> Exercise description: Scan the records below. List lines holding "墩桩基施工".

> Entries from a dataset:

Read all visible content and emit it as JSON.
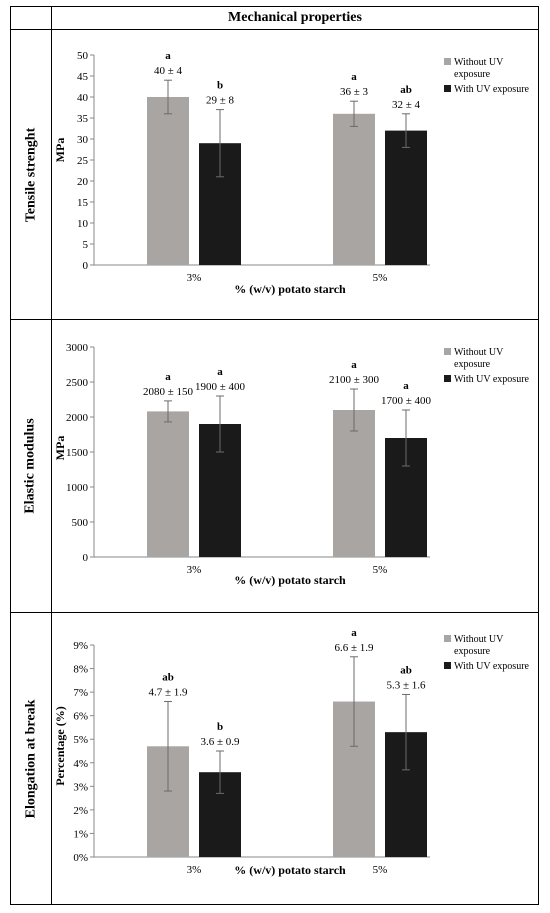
{
  "header": "Mechanical properties",
  "colors": {
    "without_uv": "#a8a5a3",
    "with_uv": "#1a1a1a",
    "error": "#6b6b6b"
  },
  "chart_data": [
    {
      "type": "bar",
      "row_label": "Tensile strenght",
      "ylabel": "MPa",
      "xlabel": "% (w/v) potato starch",
      "categories": [
        "3%",
        "5%"
      ],
      "ylim": [
        0,
        50
      ],
      "yticks": [
        0,
        5,
        10,
        15,
        20,
        25,
        30,
        35,
        40,
        45,
        50
      ],
      "ytick_labels": [
        "0",
        "5",
        "10",
        "15",
        "20",
        "25",
        "30",
        "35",
        "40",
        "45",
        "50"
      ],
      "legend": [
        "Without UV",
        "exposure",
        "With UV exposure"
      ],
      "series": [
        {
          "name": "Without UV exposure",
          "values": [
            40,
            36
          ],
          "errors": [
            4,
            3
          ],
          "labels": [
            "40 ± 4",
            "36 ± 3"
          ],
          "letters": [
            "a",
            "a"
          ]
        },
        {
          "name": "With UV exposure",
          "values": [
            29,
            32
          ],
          "errors": [
            8,
            4
          ],
          "labels": [
            "29 ± 8",
            "32 ± 4"
          ],
          "letters": [
            "b",
            "ab"
          ]
        }
      ]
    },
    {
      "type": "bar",
      "row_label": "Elastic modulus",
      "ylabel": "MPa",
      "xlabel": "% (w/v) potato starch",
      "categories": [
        "3%",
        "5%"
      ],
      "ylim": [
        0,
        3000
      ],
      "yticks": [
        0,
        500,
        1000,
        1500,
        2000,
        2500,
        3000
      ],
      "ytick_labels": [
        "0",
        "500",
        "1000",
        "1500",
        "2000",
        "2500",
        "3000"
      ],
      "legend": [
        "Without UV",
        "exposure",
        "With UV exposure"
      ],
      "series": [
        {
          "name": "Without UV exposure",
          "values": [
            2080,
            2100
          ],
          "errors": [
            150,
            300
          ],
          "labels": [
            "2080 ± 150",
            "2100 ± 300"
          ],
          "letters": [
            "a",
            "a"
          ]
        },
        {
          "name": "With UV exposure",
          "values": [
            1900,
            1700
          ],
          "errors": [
            400,
            400
          ],
          "labels": [
            "1900 ± 400",
            "1700 ± 400"
          ],
          "letters": [
            "a",
            "a"
          ]
        }
      ]
    },
    {
      "type": "bar",
      "row_label": "Elongation at break",
      "ylabel": "Percentage (%)",
      "xlabel": "% (w/v) potato starch",
      "categories": [
        "3%",
        "5%"
      ],
      "ylim": [
        0,
        9
      ],
      "yticks": [
        0,
        1,
        2,
        3,
        4,
        5,
        6,
        7,
        8,
        9
      ],
      "ytick_labels": [
        "0%",
        "1%",
        "2%",
        "3%",
        "4%",
        "5%",
        "6%",
        "7%",
        "8%",
        "9%"
      ],
      "legend": [
        "Without UV",
        "exposure",
        "With UV exposure"
      ],
      "series": [
        {
          "name": "Without UV exposure",
          "values": [
            4.7,
            6.6
          ],
          "errors": [
            1.9,
            1.9
          ],
          "labels": [
            "4.7 ± 1.9",
            "6.6 ± 1.9"
          ],
          "letters": [
            "ab",
            "a"
          ]
        },
        {
          "name": "With UV exposure",
          "values": [
            3.6,
            5.3
          ],
          "errors": [
            0.9,
            1.6
          ],
          "labels": [
            "3.6 ± 0.9",
            "5.3 ± 1.6"
          ],
          "letters": [
            "b",
            "ab"
          ]
        }
      ]
    }
  ]
}
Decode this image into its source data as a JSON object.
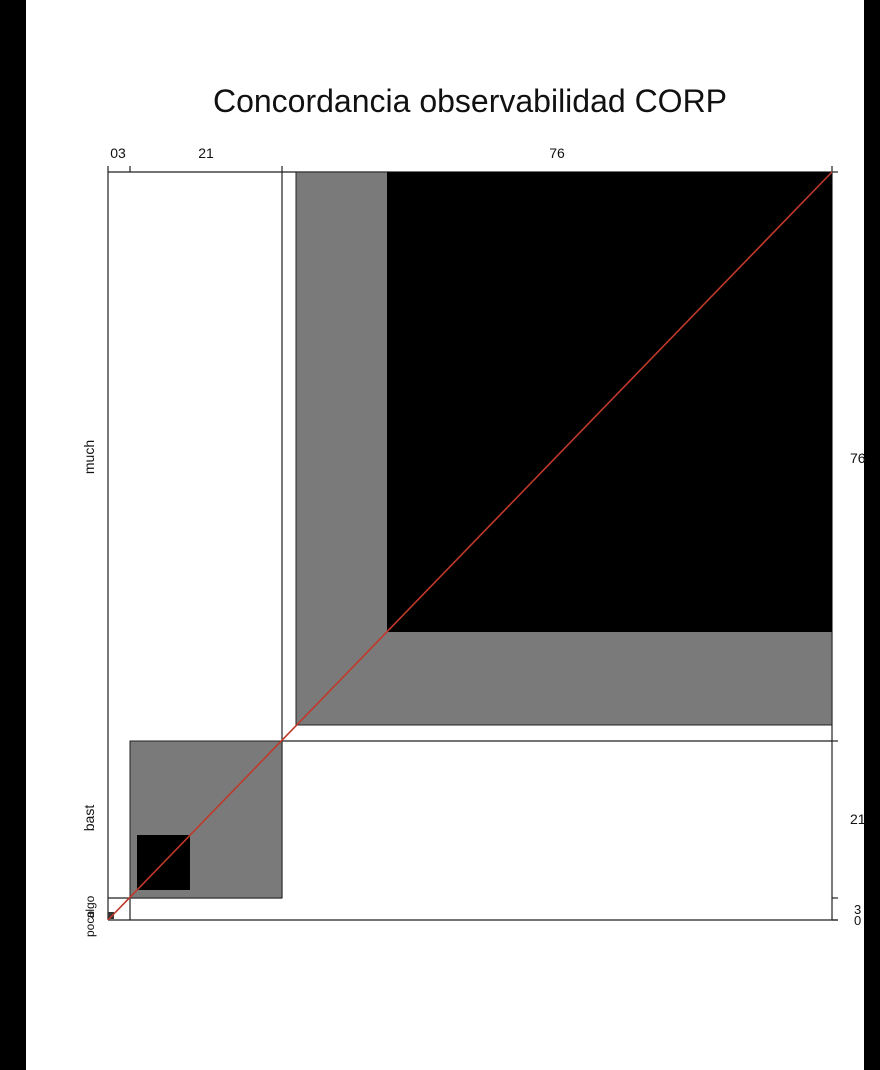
{
  "chart_data": {
    "type": "agreement-plot",
    "title": "Concordancia observabilidad CORP",
    "categories": [
      "poco",
      "algo",
      "bast",
      "much"
    ],
    "top_axis_ticks": [
      "03",
      "21",
      "76"
    ],
    "right_axis_ticks": [
      "76",
      "21",
      "3",
      "0"
    ],
    "left_labels": [
      "much",
      "bast",
      "algo",
      "poco"
    ],
    "colors": {
      "exact_agreement": "#000000",
      "partial_agreement": "#7a7a7a",
      "diagonal": "#c0392b",
      "frame": "#222222"
    }
  }
}
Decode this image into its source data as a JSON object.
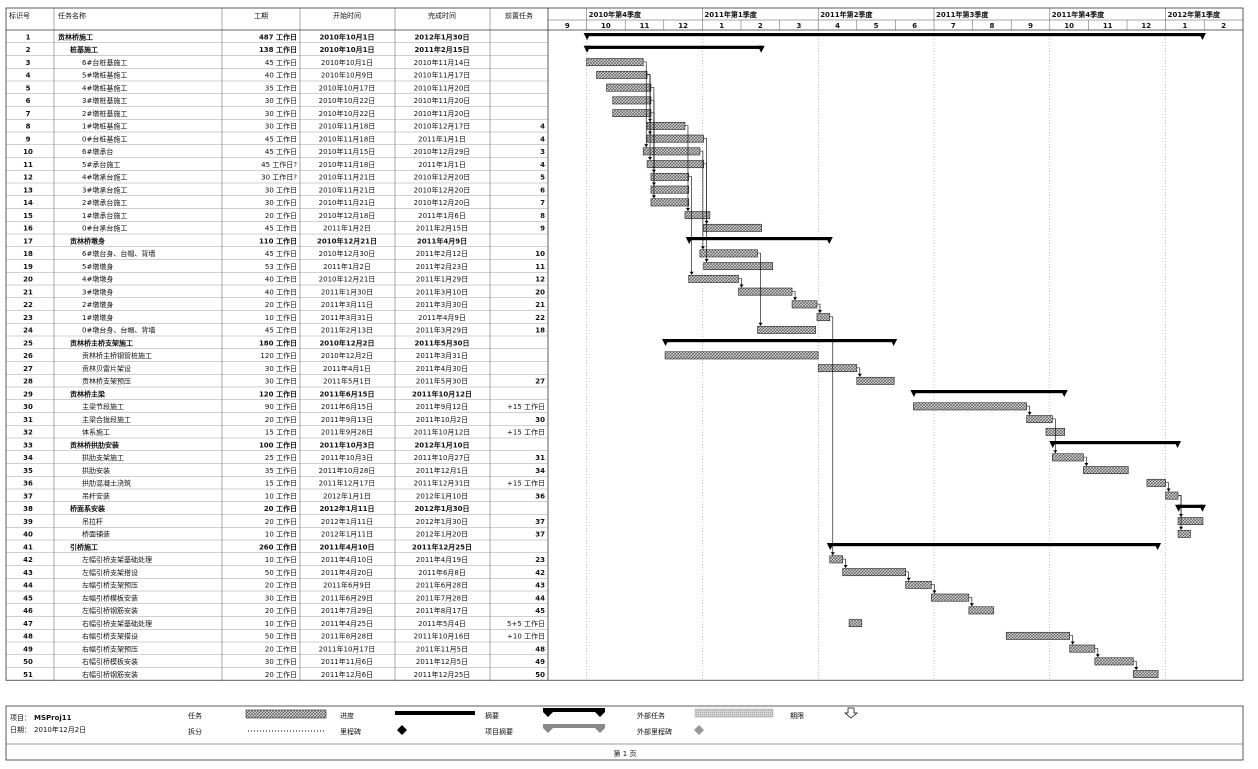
{
  "table": {
    "headers": [
      "标识号",
      "任务名称",
      "工期",
      "开始时间",
      "完成时间",
      "前置任务"
    ],
    "rows": [
      [
        "1",
        "贡林桥施工",
        "487 工作日",
        "2010年10月1日",
        "2012年1月30日",
        "",
        0,
        true
      ],
      [
        "2",
        "桩基施工",
        "138 工作日",
        "2010年10月1日",
        "2011年2月15日",
        "",
        1,
        true
      ],
      [
        "3",
        "6#台桩基施工",
        "45 工作日",
        "2010年10月1日",
        "2010年11月14日",
        "",
        2,
        false
      ],
      [
        "4",
        "5#墩桩基施工",
        "40 工作日",
        "2010年10月9日",
        "2010年11月17日",
        "",
        2,
        false
      ],
      [
        "5",
        "4#墩桩基施工",
        "35 工作日",
        "2010年10月17日",
        "2010年11月20日",
        "",
        2,
        false
      ],
      [
        "6",
        "3#墩桩基施工",
        "30 工作日",
        "2010年10月22日",
        "2010年11月20日",
        "",
        2,
        false
      ],
      [
        "7",
        "2#墩桩基施工",
        "30 工作日",
        "2010年10月22日",
        "2010年11月20日",
        "",
        2,
        false
      ],
      [
        "8",
        "1#墩桩基施工",
        "30 工作日",
        "2010年11月18日",
        "2010年12月17日",
        "4",
        2,
        false
      ],
      [
        "9",
        "0#台桩基施工",
        "45 工作日",
        "2010年11月18日",
        "2011年1月1日",
        "4",
        2,
        false
      ],
      [
        "10",
        "6#墩承台",
        "45 工作日",
        "2010年11月15日",
        "2010年12月29日",
        "3",
        2,
        false
      ],
      [
        "11",
        "5#承台施工",
        "45 工作日?",
        "2010年11月18日",
        "2011年1月1日",
        "4",
        2,
        false
      ],
      [
        "12",
        "4#墩承台施工",
        "30 工作日?",
        "2010年11月21日",
        "2010年12月20日",
        "5",
        2,
        false
      ],
      [
        "13",
        "3#墩承台施工",
        "30 工作日",
        "2010年11月21日",
        "2010年12月20日",
        "6",
        2,
        false
      ],
      [
        "14",
        "2#墩承台施工",
        "30 工作日",
        "2010年11月21日",
        "2010年12月20日",
        "7",
        2,
        false
      ],
      [
        "15",
        "1#墩承台施工",
        "20 工作日",
        "2010年12月18日",
        "2011年1月6日",
        "8",
        2,
        false
      ],
      [
        "16",
        "0#台承台施工",
        "45 工作日",
        "2011年1月2日",
        "2011年2月15日",
        "9",
        2,
        false
      ],
      [
        "17",
        "贡林桥墩身",
        "110 工作日",
        "2010年12月21日",
        "2011年4月9日",
        "",
        1,
        true
      ],
      [
        "18",
        "6#墩台身、台帽、背墙",
        "45 工作日",
        "2010年12月30日",
        "2011年2月12日",
        "10",
        2,
        false
      ],
      [
        "19",
        "5#墩墩身",
        "53 工作日",
        "2011年1月2日",
        "2011年2月23日",
        "11",
        2,
        false
      ],
      [
        "20",
        "4#墩墩身",
        "40 工作日",
        "2010年12月21日",
        "2011年1月29日",
        "12",
        2,
        false
      ],
      [
        "21",
        "3#墩墩身",
        "40 工作日",
        "2011年1月30日",
        "2011年3月10日",
        "20",
        2,
        false
      ],
      [
        "22",
        "2#墩墩身",
        "20 工作日",
        "2011年3月11日",
        "2011年3月30日",
        "21",
        2,
        false
      ],
      [
        "23",
        "1#墩墩身",
        "10 工作日",
        "2011年3月31日",
        "2011年4月9日",
        "22",
        2,
        false
      ],
      [
        "24",
        "0#墩台身、台帽、背墙",
        "45 工作日",
        "2011年2月13日",
        "2011年3月29日",
        "18",
        2,
        false
      ],
      [
        "25",
        "贡林桥主桥支架施工",
        "180 工作日",
        "2010年12月2日",
        "2011年5月30日",
        "",
        1,
        true
      ],
      [
        "26",
        "贡林桥主桥钢管桩施工",
        "120 工作日",
        "2010年12月2日",
        "2011年3月31日",
        "",
        2,
        false
      ],
      [
        "27",
        "贡林贝雷片架设",
        "30 工作日",
        "2011年4月1日",
        "2011年4月30日",
        "",
        2,
        false
      ],
      [
        "28",
        "贡林桥支架预压",
        "30 工作日",
        "2011年5月1日",
        "2011年5月30日",
        "27",
        2,
        false
      ],
      [
        "29",
        "贡林桥主梁",
        "120 工作日",
        "2011年6月15日",
        "2011年10月12日",
        "",
        1,
        true
      ],
      [
        "30",
        "主梁节段施工",
        "90 工作日",
        "2011年6月15日",
        "2011年9月12日",
        "+15 工作日",
        2,
        false
      ],
      [
        "31",
        "主梁合拢段施工",
        "20 工作日",
        "2011年9月13日",
        "2011年10月2日",
        "30",
        2,
        false
      ],
      [
        "32",
        "体系施工",
        "15 工作日",
        "2011年9月28日",
        "2011年10月12日",
        "+15 工作日",
        2,
        false
      ],
      [
        "33",
        "贡林桥拱肋安装",
        "100 工作日",
        "2011年10月3日",
        "2012年1月10日",
        "",
        1,
        true
      ],
      [
        "34",
        "拱肋支架施工",
        "25 工作日",
        "2011年10月3日",
        "2011年10月27日",
        "31",
        2,
        false
      ],
      [
        "35",
        "拱肋安装",
        "35 工作日",
        "2011年10月28日",
        "2011年12月1日",
        "34",
        2,
        false
      ],
      [
        "36",
        "拱肋混凝土浇筑",
        "15 工作日",
        "2011年12月17日",
        "2011年12月31日",
        "+15 工作日",
        2,
        false
      ],
      [
        "37",
        "吊杆安装",
        "10 工作日",
        "2012年1月1日",
        "2012年1月10日",
        "36",
        2,
        false
      ],
      [
        "38",
        "桥面系安装",
        "20 工作日",
        "2012年1月11日",
        "2012年1月30日",
        "",
        1,
        true
      ],
      [
        "39",
        "吊拉杆",
        "20 工作日",
        "2012年1月11日",
        "2012年1月30日",
        "37",
        2,
        false
      ],
      [
        "40",
        "桥面铺装",
        "10 工作日",
        "2012年1月11日",
        "2012年1月20日",
        "37",
        2,
        false
      ],
      [
        "41",
        "引桥施工",
        "260 工作日",
        "2011年4月10日",
        "2011年12月25日",
        "",
        1,
        true
      ],
      [
        "42",
        "左幅引桥支架基础处理",
        "10 工作日",
        "2011年4月10日",
        "2011年4月19日",
        "23",
        2,
        false
      ],
      [
        "43",
        "左幅引桥支架搭设",
        "50 工作日",
        "2011年4月20日",
        "2011年6月8日",
        "42",
        2,
        false
      ],
      [
        "44",
        "左幅引桥支架预压",
        "20 工作日",
        "2011年6月9日",
        "2011年6月28日",
        "43",
        2,
        false
      ],
      [
        "45",
        "左幅引桥模板安装",
        "30 工作日",
        "2011年6月29日",
        "2011年7月28日",
        "44",
        2,
        false
      ],
      [
        "46",
        "左幅引桥钢筋安装",
        "20 工作日",
        "2011年7月29日",
        "2011年8月17日",
        "45",
        2,
        false
      ],
      [
        "47",
        "右幅引桥支架基础处理",
        "10 工作日",
        "2011年4月25日",
        "2011年5月4日",
        "5+5 工作日",
        2,
        false
      ],
      [
        "48",
        "右幅引桥支架搭设",
        "50 工作日",
        "2011年8月28日",
        "2011年10月16日",
        "+10 工作日",
        2,
        false
      ],
      [
        "49",
        "右幅引桥支架预压",
        "20 工作日",
        "2011年10月17日",
        "2011年11月5日",
        "48",
        2,
        false
      ],
      [
        "50",
        "右幅引桥模板安装",
        "30 工作日",
        "2011年11月6日",
        "2011年12月5日",
        "49",
        2,
        false
      ],
      [
        "51",
        "右幅引桥钢筋安装",
        "20 工作日",
        "2011年12月6日",
        "2011年12月25日",
        "50",
        2,
        false
      ]
    ]
  },
  "timescale": {
    "quarters": [
      "2010年第4季度",
      "2011年第1季度",
      "2011年第2季度",
      "2011年第3季度",
      "2011年第4季度",
      "2012年第1季度"
    ],
    "months": [
      "9",
      "10",
      "11",
      "12",
      "1",
      "2",
      "3",
      "4",
      "5",
      "6",
      "7",
      "8",
      "9",
      "10",
      "11",
      "12",
      "1",
      "2"
    ]
  },
  "gantt": {
    "month_starts": [
      "2010-09-01",
      "2010-10-01",
      "2010-11-01",
      "2010-12-01",
      "2011-01-01",
      "2011-02-01",
      "2011-03-01",
      "2011-04-01",
      "2011-05-01",
      "2011-06-01",
      "2011-07-01",
      "2011-08-01",
      "2011-09-01",
      "2011-10-01",
      "2011-11-01",
      "2011-12-01",
      "2012-01-01",
      "2012-02-01",
      "2012-03-01"
    ],
    "summary_rows": [
      1,
      2,
      17,
      25,
      29,
      33,
      38,
      41
    ],
    "links": [
      [
        3,
        10
      ],
      [
        4,
        8
      ],
      [
        4,
        9
      ],
      [
        4,
        11
      ],
      [
        5,
        12
      ],
      [
        6,
        13
      ],
      [
        7,
        14
      ],
      [
        8,
        15
      ],
      [
        9,
        16
      ],
      [
        10,
        18
      ],
      [
        11,
        19
      ],
      [
        12,
        20
      ],
      [
        20,
        21
      ],
      [
        21,
        22
      ],
      [
        22,
        23
      ],
      [
        18,
        24
      ],
      [
        27,
        28
      ],
      [
        30,
        31
      ],
      [
        31,
        34
      ],
      [
        34,
        35
      ],
      [
        36,
        37
      ],
      [
        37,
        39
      ],
      [
        37,
        40
      ],
      [
        23,
        42
      ],
      [
        42,
        43
      ],
      [
        43,
        44
      ],
      [
        44,
        45
      ],
      [
        45,
        46
      ],
      [
        48,
        49
      ],
      [
        49,
        50
      ],
      [
        50,
        51
      ]
    ]
  },
  "footer": {
    "project_label": "项目：",
    "project_value": "MSProj11",
    "date_label": "日期：",
    "date_value": "2010年12月2日",
    "legend": [
      {
        "label": "任务",
        "type": "task"
      },
      {
        "label": "进度",
        "type": "progress"
      },
      {
        "label": "摘要",
        "type": "summary"
      },
      {
        "label": "外部任务",
        "type": "external"
      },
      {
        "label": "期限",
        "type": "deadline"
      },
      {
        "label": "拆分",
        "type": "split"
      },
      {
        "label": "里程碑",
        "type": "milestone"
      },
      {
        "label": "项目摘要",
        "type": "project-summary"
      },
      {
        "label": "外部里程碑",
        "type": "external-milestone"
      }
    ],
    "page_text": "第 1 页"
  },
  "colors": {
    "line": "#333333",
    "bar_fill": "#d0d0d0",
    "bar_hatch": "#444444",
    "summary": "#000000",
    "external": "#bdbdbd",
    "grid_dots": "#888888"
  }
}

> Task output:
        "5#墩桩基施工",
        "4#墩桩基施工",
        "3#墩桩基施工",
        "2#墩桩基施工",
        "1#墩桩基施工",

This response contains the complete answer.